▶ **Written problem**: Copy each line below that contains "your".

▶ **Supplied material**:

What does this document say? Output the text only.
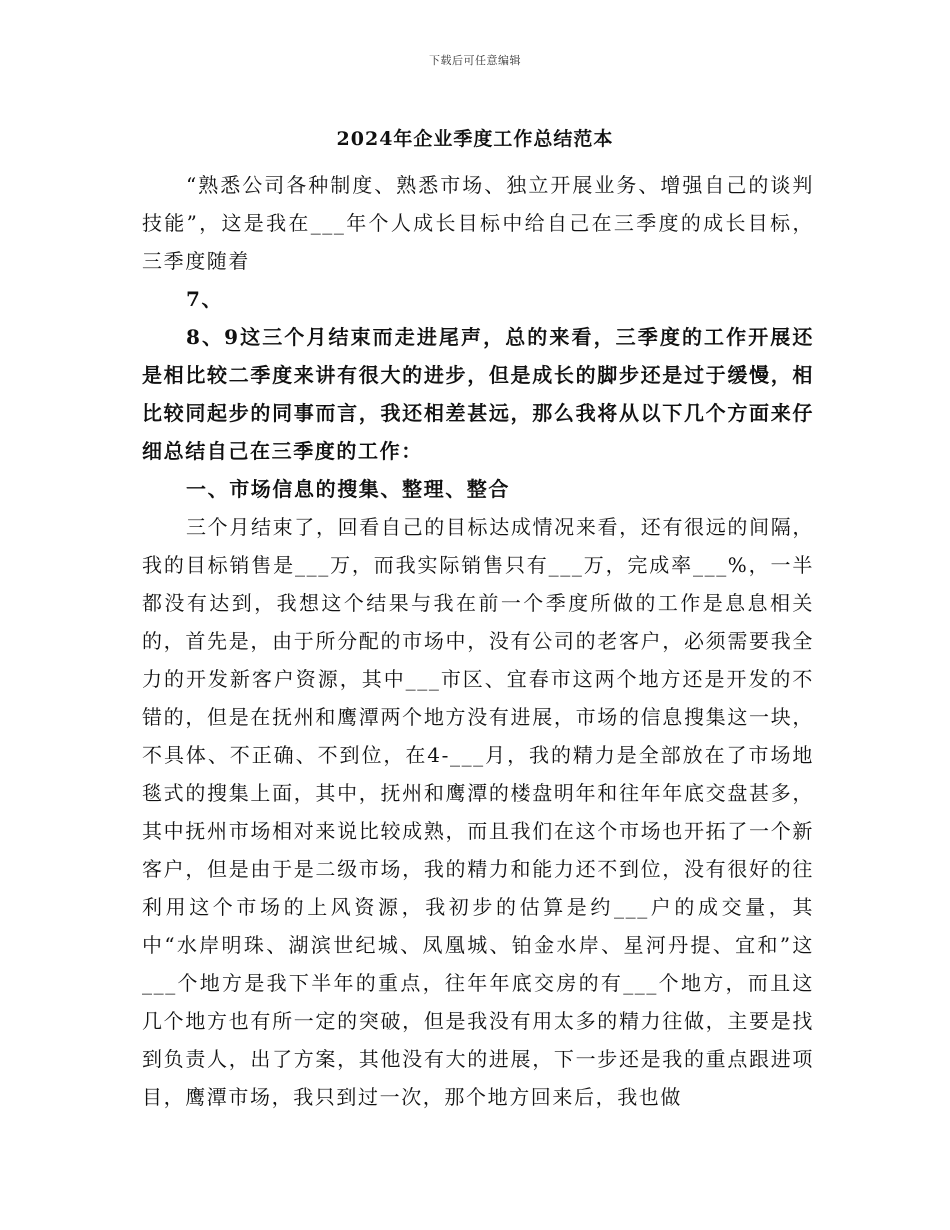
下载后可任意编辑
2024年企业季度工作总结范本

“熟悉公司各种制度、熟悉市场、独立开展业务、增强自己的谈判技能”，这是我在___年个人成长目标中给自己在三季度的成长目标，三季度随着

7、

8、9这三个月结束而走进尾声，总的来看，三季度的工作开展还是相比较二季度来讲有很大的进步，但是成长的脚步还是过于缓慢，相比较同起步的同事而言，我还相差甚远，那么我将从以下几个方面来仔细总结自己在三季度的工作：

一、市场信息的搜集、整理、整合

三个月结束了，回看自己的目标达成情况来看，还有很远的间隔，我的目标销售是___万，而我实际销售只有___万，完成率___%，一半都没有达到，我想这个结果与我在前一个季度所做的工作是息息相关的，首先是，由于所分配的市场中，没有公司的老客户，必须需要我全力的开发新客户资源，其中___市区、宜春市这两个地方还是开发的不错的，但是在抚州和鹰潭两个地方没有进展，市场的信息搜集这一块，不具体、不正确、不到位，在4-___月，我的精力是全部放在了市场地毯式的搜集上面，其中，抚州和鹰潭的楼盘明年和往年年底交盘甚多，其中抚州市场相对来说比较成熟，而且我们在这个市场也开拓了一个新客户，但是由于是二级市场，我的精力和能力还不到位，没有很好的往利用这个市场的上风资源，我初步的估算是约___户的成交量，其中“水岸明珠、湖滨世纪城、凤凰城、铂金水岸、星河丹提、宜和”这___个地方是我下半年的重点，往年年底交房的有___个地方，而且这几个地方也有所一定的突破，但是我没有用太多的精力往做，主要是找到负责人，出了方案，其他没有大的进展，下一步还是我的重点跟进项目，鹰潭市场，我只到过一次，那个地方回来后，我也做
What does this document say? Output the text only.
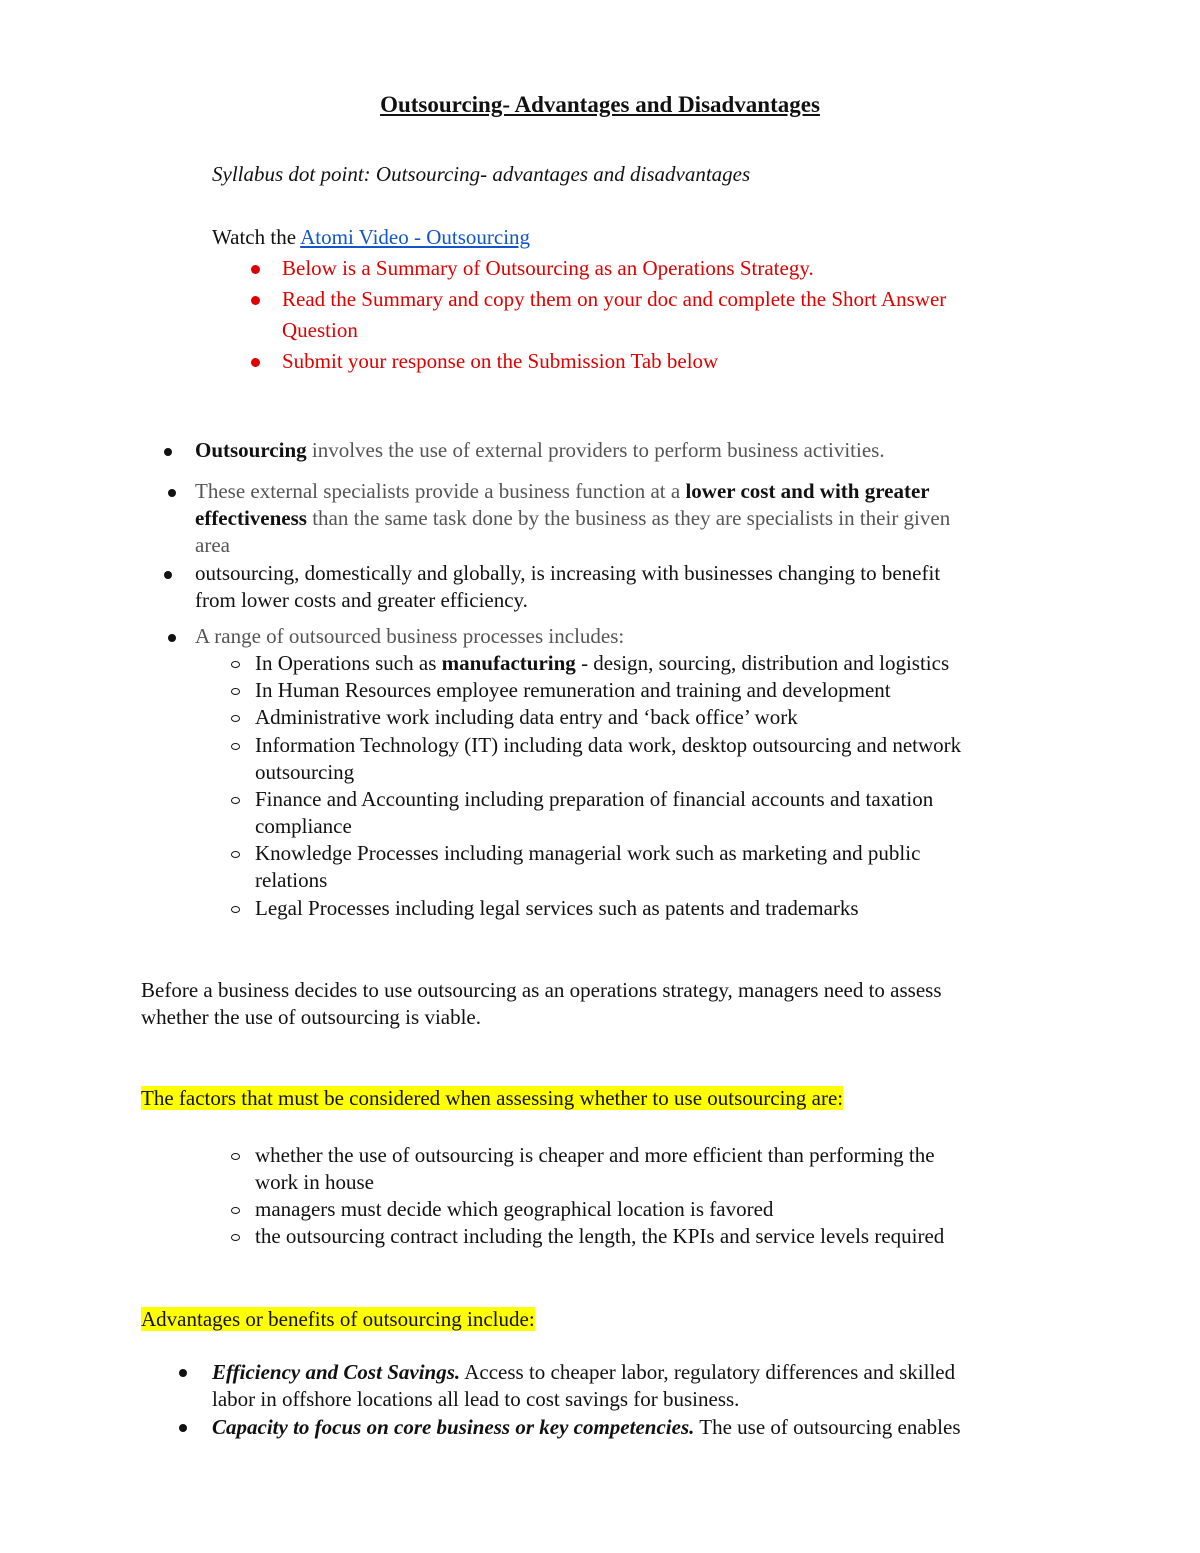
Outsourcing- Advantages and Disadvantages
Syllabus dot point: Outsourcing- advantages and disadvantages
Watch the Atomi Video - Outsourcing
Below is a Summary of Outsourcing as an Operations Strategy.
Read the Summary and copy them on your doc and complete the Short Answer
Question
Submit your response on the Submission Tab below
Outsourcing involves the use of external providers to perform business activities.
These external specialists provide a business function at a lower cost and with greater
effectiveness than the same task done by the business as they are specialists in their given
area
outsourcing, domestically and globally, is increasing with businesses changing to benefit
from lower costs and greater efficiency.
A range of outsourced business processes includes:
In Operations such as manufacturing - design, sourcing, distribution and logistics
In Human Resources employee remuneration and training and development
Administrative work including data entry and ‘back office’ work
Information Technology (IT) including data work, desktop outsourcing and network
outsourcing
Finance and Accounting including preparation of financial accounts and taxation
compliance
Knowledge Processes including managerial work such as marketing and public
relations
Legal Processes including legal services such as patents and trademarks
Before a business decides to use outsourcing as an operations strategy, managers need to assess
whether the use of outsourcing is viable.
The factors that must be considered when assessing whether to use outsourcing are:
whether the use of outsourcing is cheaper and more efficient than performing the
work in house
managers must decide which geographical location is favored
the outsourcing contract including the length, the KPIs and service levels required
Advantages or benefits of outsourcing include:
Efficiency and Cost Savings. Access to cheaper labor, regulatory differences and skilled
labor in offshore locations all lead to cost savings for business.
Capacity to focus on core business or key competencies. The use of outsourcing enables
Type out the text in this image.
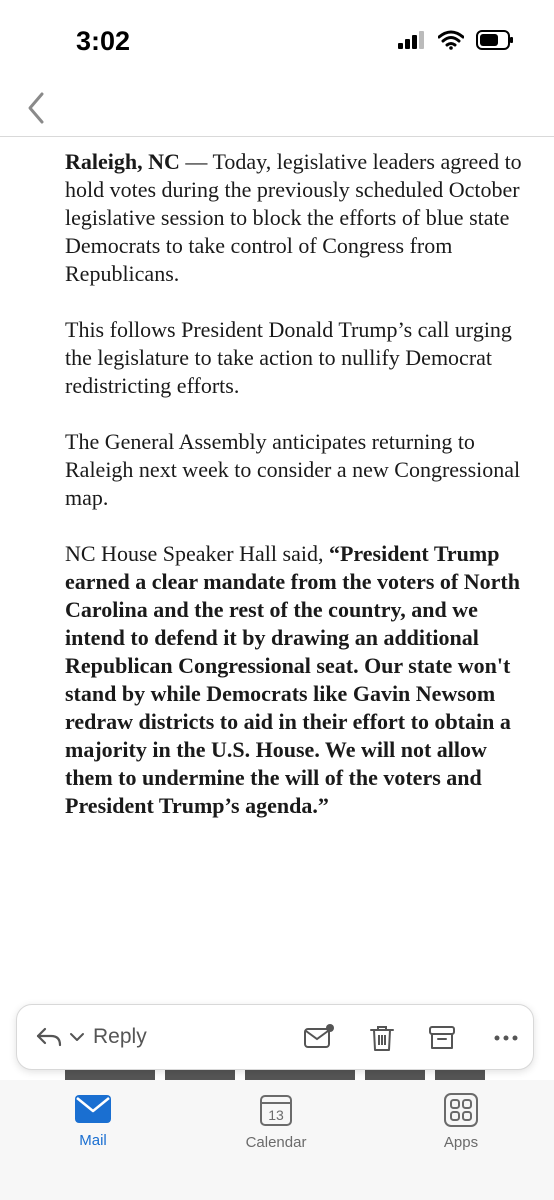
3:02

Raleigh, NC — Today, legislative leaders agreed to hold votes during the previously scheduled October legislative session to block the efforts of blue state Democrats to take control of Congress from Republicans.

This follows President Donald Trump’s call urging the legislature to take action to nullify Democrat redistricting efforts.

The General Assembly anticipates returning to Raleigh next week to consider a new Congressional map.

NC House Speaker Hall said, “President Trump earned a clear mandate from the voters of North Carolina and the rest of the country, and we intend to defend it by drawing an additional Republican Congressional seat. Our state won't stand by while Democrats like Gavin Newsom redraw districts to aid in their effort to obtain a majority in the U.S. House. We will not allow them to undermine the will of the voters and President Trump’s agenda.”

Reply
Mail
13
Calendar	Apps
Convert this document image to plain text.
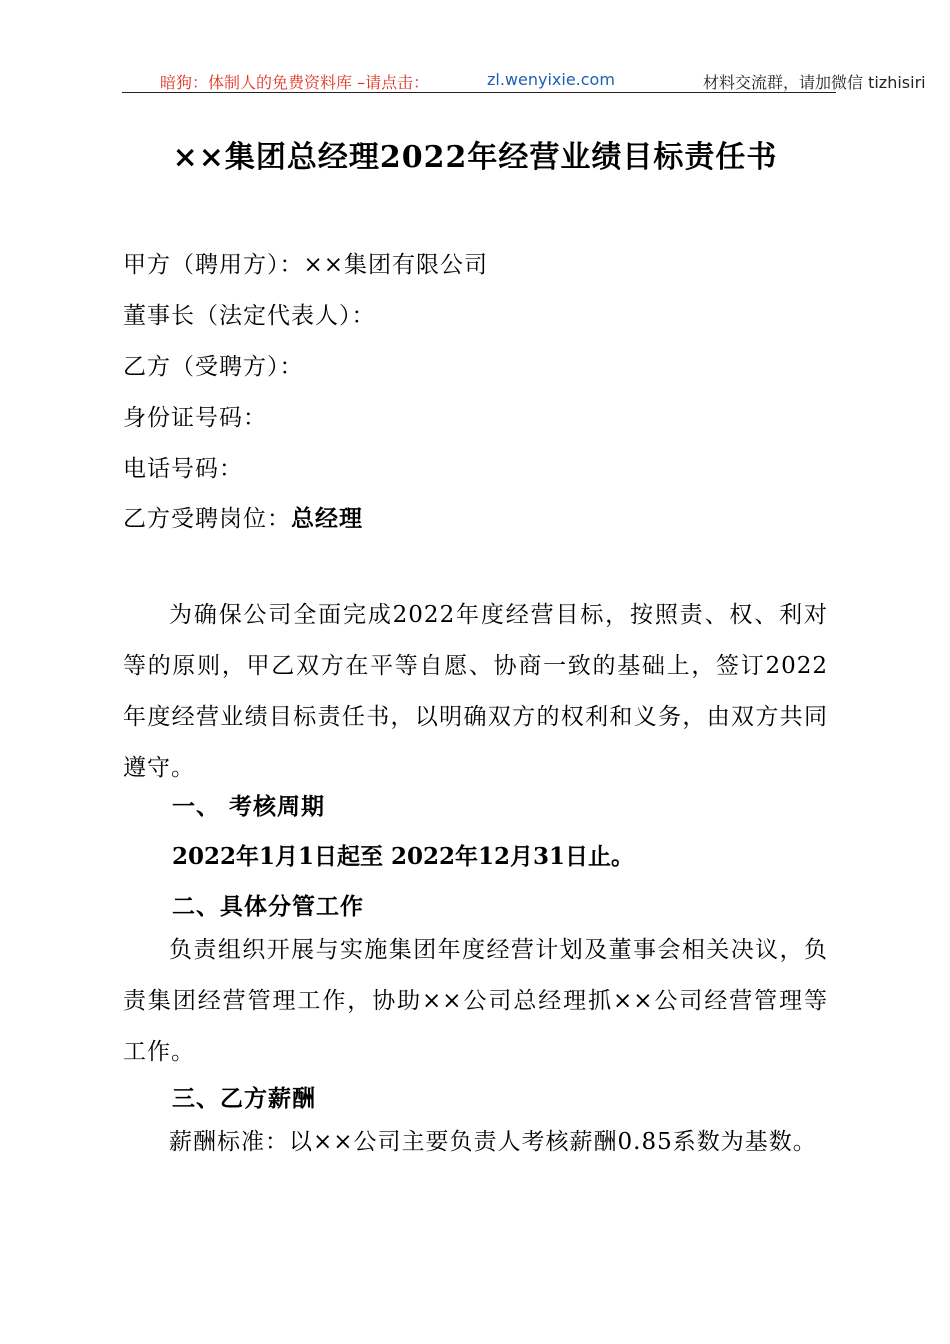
暗狗：体制人的免费资料库 –请点击：	zl.wenyixie.com	材料交流群，请加微信 tizhisiri
××集团总经理2022年经营业绩目标责任书
甲方（聘用方）：××集团有限公司
董事长（法定代表人）：
乙方（受聘方）：
身份证号码：
电话号码：
乙方受聘岗位：总经理
为确保公司全面完成2022年度经营目标，按照责、权、利对等的原则，甲乙双方在平等自愿、协商一致的基础上，签订2022年度经营业绩目标责任书，以明确双方的权利和义务，由双方共同遵守。
一、 考核周期
2022年1月1日起至 2022年12月31日止。
二、具体分管工作
负责组织开展与实施集团年度经营计划及董事会相关决议，负责集团经营管理工作，协助××公司总经理抓××公司经营管理等工作。
三、乙方薪酬
薪酬标准：以××公司主要负责人考核薪酬0.85系数为基数。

▶ **Task solution**:
Read the Summary and copy them on your doc and complete the Short Answer
Submit your response on the Submission Tab below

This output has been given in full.